"""
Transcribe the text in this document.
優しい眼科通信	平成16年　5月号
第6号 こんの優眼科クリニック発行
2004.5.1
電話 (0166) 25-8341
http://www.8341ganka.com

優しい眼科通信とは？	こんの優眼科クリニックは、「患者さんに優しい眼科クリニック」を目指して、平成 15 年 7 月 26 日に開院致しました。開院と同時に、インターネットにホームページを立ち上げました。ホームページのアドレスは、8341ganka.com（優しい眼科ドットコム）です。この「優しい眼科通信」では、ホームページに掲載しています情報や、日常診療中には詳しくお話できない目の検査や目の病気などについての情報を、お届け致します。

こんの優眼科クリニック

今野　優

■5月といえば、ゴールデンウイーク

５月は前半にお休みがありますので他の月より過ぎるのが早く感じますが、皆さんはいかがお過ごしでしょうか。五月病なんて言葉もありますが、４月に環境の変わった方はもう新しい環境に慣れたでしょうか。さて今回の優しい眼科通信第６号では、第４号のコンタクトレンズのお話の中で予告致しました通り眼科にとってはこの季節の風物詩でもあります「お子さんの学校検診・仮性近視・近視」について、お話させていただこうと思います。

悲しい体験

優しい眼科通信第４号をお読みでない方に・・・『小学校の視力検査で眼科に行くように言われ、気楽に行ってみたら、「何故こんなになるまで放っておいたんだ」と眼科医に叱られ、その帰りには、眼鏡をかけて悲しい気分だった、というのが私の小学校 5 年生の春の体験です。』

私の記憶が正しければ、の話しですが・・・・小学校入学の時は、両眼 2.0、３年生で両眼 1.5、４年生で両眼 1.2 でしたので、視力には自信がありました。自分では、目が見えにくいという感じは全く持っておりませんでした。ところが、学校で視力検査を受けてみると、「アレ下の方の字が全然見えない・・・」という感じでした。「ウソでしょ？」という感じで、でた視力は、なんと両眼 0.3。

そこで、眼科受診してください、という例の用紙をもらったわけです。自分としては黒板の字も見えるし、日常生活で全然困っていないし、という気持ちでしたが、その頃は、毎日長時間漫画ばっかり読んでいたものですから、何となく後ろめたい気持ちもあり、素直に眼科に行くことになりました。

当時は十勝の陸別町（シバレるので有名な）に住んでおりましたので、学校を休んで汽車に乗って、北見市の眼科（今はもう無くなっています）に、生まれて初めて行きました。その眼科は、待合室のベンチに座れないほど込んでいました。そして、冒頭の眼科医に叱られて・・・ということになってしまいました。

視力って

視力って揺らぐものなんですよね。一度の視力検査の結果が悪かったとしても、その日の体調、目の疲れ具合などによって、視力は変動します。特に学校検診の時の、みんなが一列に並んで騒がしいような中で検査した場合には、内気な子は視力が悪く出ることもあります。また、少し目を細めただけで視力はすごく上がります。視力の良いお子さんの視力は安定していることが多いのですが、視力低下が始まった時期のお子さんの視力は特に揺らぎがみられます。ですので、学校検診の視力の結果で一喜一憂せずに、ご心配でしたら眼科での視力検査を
"""
Exercise details: Reproduce the material above without altering a single character.

Answer:
Transcribe the text in this document.
優しい眼科通信	平成16年　5月号
第6号 こんの優眼科クリニック発行
2004.5.1
電話 (0166) 25-8341
http://www.8341ganka.com

優しい眼科通信とは？	こんの優眼科クリニックは、「患者さんに優しい眼科クリニック」を目指して、平成 15 年 7 月 26 日に開院致しました。開院と同時に、インターネットにホームページを立ち上げました。ホームページのアドレスは、8341ganka.com（優しい眼科ドットコム）です。この「優しい眼科通信」では、ホームページに掲載しています情報や、日常診療中には詳しくお話できない目の検査や目の病気などについての情報を、お届け致します。

こんの優眼科クリニック

今野　優

■5月といえば、ゴールデンウイーク

５月は前半にお休みがありますので他の月より過ぎるのが早く感じますが、皆さんはいかがお過ごしでしょうか。五月病なんて言葉もありますが、４月に環境の変わった方はもう新しい環境に慣れたでしょうか。さて今回の優しい眼科通信第６号では、第４号のコンタクトレンズのお話の中で予告致しました通り眼科にとってはこの季節の風物詩でもあります「お子さんの学校検診・仮性近視・近視」について、お話させていただこうと思います。

悲しい体験

優しい眼科通信第４号をお読みでない方に・・・『小学校の視力検査で眼科に行くように言われ、気楽に行ってみたら、「何故こんなになるまで放っておいたんだ」と眼科医に叱られ、その帰りには、眼鏡をかけて悲しい気分だった、というのが私の小学校 5 年生の春の体験です。』

私の記憶が正しければ、の話しですが・・・・小学校入学の時は、両眼 2.0、３年生で両眼 1.5、４年生で両眼 1.2 でしたので、視力には自信がありました。自分では、目が見えにくいという感じは全く持っておりませんでした。ところが、学校で視力検査を受けてみると、「アレ下の方の字が全然見えない・・・」という感じでした。「ウソでしょ？」という感じで、でた視力は、なんと両眼 0.3。

そこで、眼科受診してください、という例の用紙をもらったわけです。自分としては黒板の字も見えるし、日常生活で全然困っていないし、という気持ちでしたが、その頃は、毎日長時間漫画ばっかり読んでいたものですから、何となく後ろめたい気持ちもあり、素直に眼科に行くことになりました。

当時は十勝の陸別町（シバレるので有名な）に住んでおりましたので、学校を休んで汽車に乗って、北見市の眼科（今はもう無くなっています）に、生まれて初めて行きました。その眼科は、待合室のベンチに座れないほど込んでいました。そして、冒頭の眼科医に叱られて・・・ということになってしまいました。

視力って

視力って揺らぐものなんですよね。一度の視力検査の結果が悪かったとしても、その日の体調、目の疲れ具合などによって、視力は変動します。特に学校検診の時の、みんなが一列に並んで騒がしいような中で検査した場合には、内気な子は視力が悪く出ることもあります。また、少し目を細めただけで視力はすごく上がります。視力の良いお子さんの視力は安定していることが多いのですが、視力低下が始まった時期のお子さんの視力は特に揺らぎがみられます。ですので、学校検診の視力の結果で一喜一憂せずに、ご心配でしたら眼科での視力検査を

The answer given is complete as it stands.